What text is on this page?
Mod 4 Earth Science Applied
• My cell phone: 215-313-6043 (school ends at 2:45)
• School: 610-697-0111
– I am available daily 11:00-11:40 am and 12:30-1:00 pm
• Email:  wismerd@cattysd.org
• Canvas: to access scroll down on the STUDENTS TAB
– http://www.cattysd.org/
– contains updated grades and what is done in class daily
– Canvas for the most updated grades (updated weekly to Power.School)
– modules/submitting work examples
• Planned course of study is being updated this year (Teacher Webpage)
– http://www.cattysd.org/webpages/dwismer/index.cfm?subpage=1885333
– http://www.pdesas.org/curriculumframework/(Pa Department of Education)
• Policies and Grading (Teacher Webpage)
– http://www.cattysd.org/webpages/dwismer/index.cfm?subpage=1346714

- **Challenge**: Recopy the entries above in their entirety, exactly.

- **Solution to the problem**:
What text is on this page?
Mod 4 Earth Science Applied
• My cell phone: 215-313-6043 (school ends at 2:45)
• School: 610-697-0111
– I am available daily 11:00-11:40 am and 12:30-1:00 pm
• Email:  wismerd@cattysd.org
• Canvas: to access scroll down on the STUDENTS TAB
– http://www.cattysd.org/
– contains updated grades and what is done in class daily
– Canvas for the most updated grades (updated weekly to Power.School)
– modules/submitting work examples
• Planned course of study is being updated this year (Teacher Webpage)
– http://www.cattysd.org/webpages/dwismer/index.cfm?subpage=1885333
– http://www.pdesas.org/curriculumframework/(Pa Department of Education)
• Policies and Grading (Teacher Webpage)
– http://www.cattysd.org/webpages/dwismer/index.cfm?subpage=1346714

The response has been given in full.